Strona główna » Aktualności » Podsumowanie sezonu 2021/22 w wykonaniu Juventusu: wstęp
Podsumowanie sezonu 2021/22 w wykonaniu Juventusu: wstęp
Fot. Marco Iacobucci Epp / Shutterstock.com
Wzorem sezonu 2020/21 dokonam podsumowania sezonu w wykonaniu wszystkich graczy Juventusu w minionej kampanii. Każdy zawodnik doczeka się własnej notki, a o ich kolejności będzie decydować ilość minut rozegranych w całym sezonie. Dzięki temu cały projekt zyska na dynamice, będzie wymienność pozycji, unikniemy monotonii analizowania formacji po formacji, czy czytania o sześciu obrońcach pod rząd. Oceniam w skali 1 do10, a wyjściowa nota to 5.
Wielokrotnie wsadzę kij w mrowisko, którym to mrowiskiem są dla mnie opinie fanów Juventusu, wyrażane czy to na forum juvepoland, czy w komentarzach pod newsami, czy też w social mediach JP. Poziom malkontenctwa, niezadowolenia, krytykowania wszystkiego w czambuł, którego tam doświadczamy, bywa przytłaczający. Allegri beton, Allegri out, Agnelii do dymisji, Nedved idiota, piłkarze tragiczni, od oglądania krwawią oczy. Źle, źle, źle. Ludzie ci z pewnością mają pidżamkę ze Smerfem Marudą, codziennie wstają z deszczem za oknem warcząc na wszystkich dookoła.

> Zawartość danych
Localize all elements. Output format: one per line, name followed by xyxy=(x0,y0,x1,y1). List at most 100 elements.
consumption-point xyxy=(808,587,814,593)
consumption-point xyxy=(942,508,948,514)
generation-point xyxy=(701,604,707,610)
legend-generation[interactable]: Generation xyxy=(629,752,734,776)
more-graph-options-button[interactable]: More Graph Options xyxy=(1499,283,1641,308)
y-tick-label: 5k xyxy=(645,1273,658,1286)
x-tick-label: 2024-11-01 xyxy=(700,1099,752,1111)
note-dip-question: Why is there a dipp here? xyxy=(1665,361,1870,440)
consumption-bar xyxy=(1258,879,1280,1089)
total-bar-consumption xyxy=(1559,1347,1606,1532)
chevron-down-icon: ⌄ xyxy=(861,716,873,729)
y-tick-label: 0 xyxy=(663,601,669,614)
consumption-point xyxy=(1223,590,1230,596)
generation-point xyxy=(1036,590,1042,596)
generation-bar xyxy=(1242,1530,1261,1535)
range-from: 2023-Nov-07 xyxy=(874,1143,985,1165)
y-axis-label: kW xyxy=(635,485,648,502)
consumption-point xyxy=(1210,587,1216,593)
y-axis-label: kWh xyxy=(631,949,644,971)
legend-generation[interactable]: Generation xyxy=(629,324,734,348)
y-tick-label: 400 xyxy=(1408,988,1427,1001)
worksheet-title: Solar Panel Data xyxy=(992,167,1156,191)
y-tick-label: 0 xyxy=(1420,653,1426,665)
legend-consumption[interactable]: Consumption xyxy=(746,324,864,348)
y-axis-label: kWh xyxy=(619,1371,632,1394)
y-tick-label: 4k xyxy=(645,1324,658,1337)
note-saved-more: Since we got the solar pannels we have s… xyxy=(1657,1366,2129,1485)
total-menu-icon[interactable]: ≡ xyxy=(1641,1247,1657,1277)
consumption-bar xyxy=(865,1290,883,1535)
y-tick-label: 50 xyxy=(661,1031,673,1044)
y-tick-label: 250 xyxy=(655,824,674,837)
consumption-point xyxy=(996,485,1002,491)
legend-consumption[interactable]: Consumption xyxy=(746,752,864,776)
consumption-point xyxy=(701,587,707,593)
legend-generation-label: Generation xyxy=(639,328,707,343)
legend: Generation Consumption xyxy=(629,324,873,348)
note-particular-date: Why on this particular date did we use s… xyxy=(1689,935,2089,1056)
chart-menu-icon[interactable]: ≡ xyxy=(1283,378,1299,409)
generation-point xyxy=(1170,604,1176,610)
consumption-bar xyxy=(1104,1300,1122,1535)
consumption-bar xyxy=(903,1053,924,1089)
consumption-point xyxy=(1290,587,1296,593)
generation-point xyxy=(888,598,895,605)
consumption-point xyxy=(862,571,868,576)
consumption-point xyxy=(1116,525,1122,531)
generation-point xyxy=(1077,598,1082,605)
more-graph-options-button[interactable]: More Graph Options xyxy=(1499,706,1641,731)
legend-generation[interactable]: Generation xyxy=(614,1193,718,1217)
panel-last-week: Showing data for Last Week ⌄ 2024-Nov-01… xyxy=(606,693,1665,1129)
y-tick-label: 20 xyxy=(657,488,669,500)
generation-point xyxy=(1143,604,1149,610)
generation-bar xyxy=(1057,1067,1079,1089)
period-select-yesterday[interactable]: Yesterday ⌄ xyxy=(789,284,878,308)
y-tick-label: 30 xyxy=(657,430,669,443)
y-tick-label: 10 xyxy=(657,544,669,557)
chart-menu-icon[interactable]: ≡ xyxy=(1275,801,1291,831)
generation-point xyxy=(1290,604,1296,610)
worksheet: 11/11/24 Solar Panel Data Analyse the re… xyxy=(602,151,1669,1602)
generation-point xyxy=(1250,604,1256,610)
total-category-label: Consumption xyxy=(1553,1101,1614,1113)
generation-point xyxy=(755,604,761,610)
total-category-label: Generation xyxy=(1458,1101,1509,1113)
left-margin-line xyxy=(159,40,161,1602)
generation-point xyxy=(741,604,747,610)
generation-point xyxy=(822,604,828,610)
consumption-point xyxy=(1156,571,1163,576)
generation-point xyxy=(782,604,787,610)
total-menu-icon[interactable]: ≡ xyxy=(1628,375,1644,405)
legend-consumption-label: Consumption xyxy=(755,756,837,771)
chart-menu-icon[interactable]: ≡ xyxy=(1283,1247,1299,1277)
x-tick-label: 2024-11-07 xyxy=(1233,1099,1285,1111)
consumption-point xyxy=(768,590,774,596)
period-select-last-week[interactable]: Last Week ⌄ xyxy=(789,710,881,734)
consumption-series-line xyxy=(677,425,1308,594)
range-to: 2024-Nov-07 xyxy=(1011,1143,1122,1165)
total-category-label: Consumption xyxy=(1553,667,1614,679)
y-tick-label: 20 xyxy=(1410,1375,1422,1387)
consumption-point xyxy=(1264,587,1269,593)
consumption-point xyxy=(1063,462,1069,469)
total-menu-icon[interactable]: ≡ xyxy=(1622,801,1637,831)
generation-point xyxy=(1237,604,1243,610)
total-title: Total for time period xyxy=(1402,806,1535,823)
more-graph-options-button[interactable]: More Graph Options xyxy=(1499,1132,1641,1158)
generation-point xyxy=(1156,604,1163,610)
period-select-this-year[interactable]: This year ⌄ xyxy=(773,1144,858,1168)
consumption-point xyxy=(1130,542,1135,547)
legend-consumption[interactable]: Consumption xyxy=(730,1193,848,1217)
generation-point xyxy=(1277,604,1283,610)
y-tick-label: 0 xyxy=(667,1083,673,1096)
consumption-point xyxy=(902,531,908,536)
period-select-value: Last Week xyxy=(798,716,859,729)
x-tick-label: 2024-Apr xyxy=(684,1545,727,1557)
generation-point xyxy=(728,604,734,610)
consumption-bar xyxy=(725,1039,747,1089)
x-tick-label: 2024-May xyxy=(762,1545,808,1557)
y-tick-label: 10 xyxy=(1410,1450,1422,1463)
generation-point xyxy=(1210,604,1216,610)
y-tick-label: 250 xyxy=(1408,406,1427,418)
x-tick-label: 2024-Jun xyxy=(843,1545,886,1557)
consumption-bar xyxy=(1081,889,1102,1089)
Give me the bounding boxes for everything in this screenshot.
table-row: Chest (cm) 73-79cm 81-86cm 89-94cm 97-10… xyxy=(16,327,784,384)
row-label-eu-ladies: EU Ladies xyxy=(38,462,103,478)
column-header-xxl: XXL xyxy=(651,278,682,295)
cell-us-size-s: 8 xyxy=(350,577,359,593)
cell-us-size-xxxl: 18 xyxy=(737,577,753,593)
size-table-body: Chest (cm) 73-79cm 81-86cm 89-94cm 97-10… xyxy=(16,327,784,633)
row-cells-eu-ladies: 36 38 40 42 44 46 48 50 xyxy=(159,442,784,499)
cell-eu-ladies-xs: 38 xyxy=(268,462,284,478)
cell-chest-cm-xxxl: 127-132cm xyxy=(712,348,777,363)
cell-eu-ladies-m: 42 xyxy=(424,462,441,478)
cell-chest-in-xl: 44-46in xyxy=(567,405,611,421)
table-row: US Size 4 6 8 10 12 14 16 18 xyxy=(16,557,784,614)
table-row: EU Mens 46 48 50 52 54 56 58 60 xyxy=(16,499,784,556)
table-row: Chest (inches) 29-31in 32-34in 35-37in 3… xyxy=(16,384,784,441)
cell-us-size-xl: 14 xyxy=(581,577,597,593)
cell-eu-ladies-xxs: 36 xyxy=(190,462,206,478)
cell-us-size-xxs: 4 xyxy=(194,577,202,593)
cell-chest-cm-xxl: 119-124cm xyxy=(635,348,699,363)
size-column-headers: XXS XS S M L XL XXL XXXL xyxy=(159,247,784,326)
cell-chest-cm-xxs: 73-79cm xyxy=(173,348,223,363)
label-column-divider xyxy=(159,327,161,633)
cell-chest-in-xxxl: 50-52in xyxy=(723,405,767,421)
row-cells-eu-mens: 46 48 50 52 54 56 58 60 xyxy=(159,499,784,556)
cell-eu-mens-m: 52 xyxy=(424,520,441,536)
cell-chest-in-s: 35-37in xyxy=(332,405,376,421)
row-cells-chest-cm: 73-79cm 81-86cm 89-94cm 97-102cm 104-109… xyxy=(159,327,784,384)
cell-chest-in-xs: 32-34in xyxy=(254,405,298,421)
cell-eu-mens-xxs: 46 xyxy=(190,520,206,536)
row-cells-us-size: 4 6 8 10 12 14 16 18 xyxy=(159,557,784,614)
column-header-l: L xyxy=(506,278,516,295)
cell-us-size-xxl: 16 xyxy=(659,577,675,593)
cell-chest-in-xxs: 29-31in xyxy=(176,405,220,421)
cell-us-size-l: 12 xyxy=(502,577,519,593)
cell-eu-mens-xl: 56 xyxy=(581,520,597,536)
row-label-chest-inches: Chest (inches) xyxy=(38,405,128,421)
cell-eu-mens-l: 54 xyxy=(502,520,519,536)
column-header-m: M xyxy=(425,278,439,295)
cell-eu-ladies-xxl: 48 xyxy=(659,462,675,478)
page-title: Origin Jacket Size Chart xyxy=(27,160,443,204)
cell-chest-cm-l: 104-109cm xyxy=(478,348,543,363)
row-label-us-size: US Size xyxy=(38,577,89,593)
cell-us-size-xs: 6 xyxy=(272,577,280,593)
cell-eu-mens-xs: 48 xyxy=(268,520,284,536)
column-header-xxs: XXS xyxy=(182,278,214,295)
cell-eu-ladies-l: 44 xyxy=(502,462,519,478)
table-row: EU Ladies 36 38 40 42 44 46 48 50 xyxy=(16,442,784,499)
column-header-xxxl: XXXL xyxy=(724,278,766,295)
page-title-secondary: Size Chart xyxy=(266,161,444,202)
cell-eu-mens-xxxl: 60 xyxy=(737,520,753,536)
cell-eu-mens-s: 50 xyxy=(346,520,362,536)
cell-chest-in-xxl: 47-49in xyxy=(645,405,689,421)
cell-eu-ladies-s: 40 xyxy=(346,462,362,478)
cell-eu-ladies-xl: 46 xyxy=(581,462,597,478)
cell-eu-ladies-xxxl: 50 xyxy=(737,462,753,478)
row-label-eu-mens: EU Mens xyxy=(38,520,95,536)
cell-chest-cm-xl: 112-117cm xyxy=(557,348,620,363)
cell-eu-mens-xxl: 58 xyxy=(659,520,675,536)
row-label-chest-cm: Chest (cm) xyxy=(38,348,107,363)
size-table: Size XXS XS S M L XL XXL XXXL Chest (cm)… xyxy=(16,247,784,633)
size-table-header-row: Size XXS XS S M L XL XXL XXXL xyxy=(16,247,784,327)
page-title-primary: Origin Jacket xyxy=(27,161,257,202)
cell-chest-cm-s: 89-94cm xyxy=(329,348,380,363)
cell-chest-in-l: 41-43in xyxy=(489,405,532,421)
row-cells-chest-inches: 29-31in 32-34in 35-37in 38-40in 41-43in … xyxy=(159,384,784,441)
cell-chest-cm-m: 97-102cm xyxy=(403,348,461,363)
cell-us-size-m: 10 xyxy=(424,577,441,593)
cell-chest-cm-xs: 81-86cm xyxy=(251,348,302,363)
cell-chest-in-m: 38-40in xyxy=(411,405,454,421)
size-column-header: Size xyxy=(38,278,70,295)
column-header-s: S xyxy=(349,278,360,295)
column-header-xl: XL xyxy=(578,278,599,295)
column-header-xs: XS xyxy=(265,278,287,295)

> Polecenie
Powiel bez żadnych zmian cały tekst o podsumowaniu sezonu 2021/22 Juventusu.

> Wynik zadania
Strona główna » Aktualności » Podsumowanie sezonu 2021/22 w wykonaniu Juventusu: wstęp
Podsumowanie sezonu 2021/22 w wykonaniu Juventusu: wstęp
Fot. Marco Iacobucci Epp / Shutterstock.com
Wzorem sezonu 2020/21 dokonam podsumowania sezonu w wykonaniu wszystkich graczy Juventusu w minionej kampanii. Każdy zawodnik doczeka się własnej notki, a o ich kolejności będzie decydować ilość minut rozegranych w całym sezonie. Dzięki temu cały projekt zyska na dynamice, będzie wymienność pozycji, unikniemy monotonii analizowania formacji po formacji, czy czytania o sześciu obrońcach pod rząd. Oceniam w skali 1 do10, a wyjściowa nota to 5.
Wielokrotnie wsadzę kij w mrowisko, którym to mrowiskiem są dla mnie opinie fanów Juventusu, wyrażane czy to na forum juvepoland, czy w komentarzach pod newsami, czy też w social mediach JP. Poziom malkontenctwa, niezadowolenia, krytykowania wszystkiego w czambuł, którego tam doświadczamy, bywa przytłaczający. Allegri beton, Allegri out, Agnelii do dymisji, Nedved idiota, piłkarze tragiczni, od oglądania krwawią oczy. Źle, źle, źle. Ludzie ci z pewnością mają pidżamkę ze Smerfem Marudą, codziennie wstają z deszczem za oknem warcząc na wszystkich dookoła.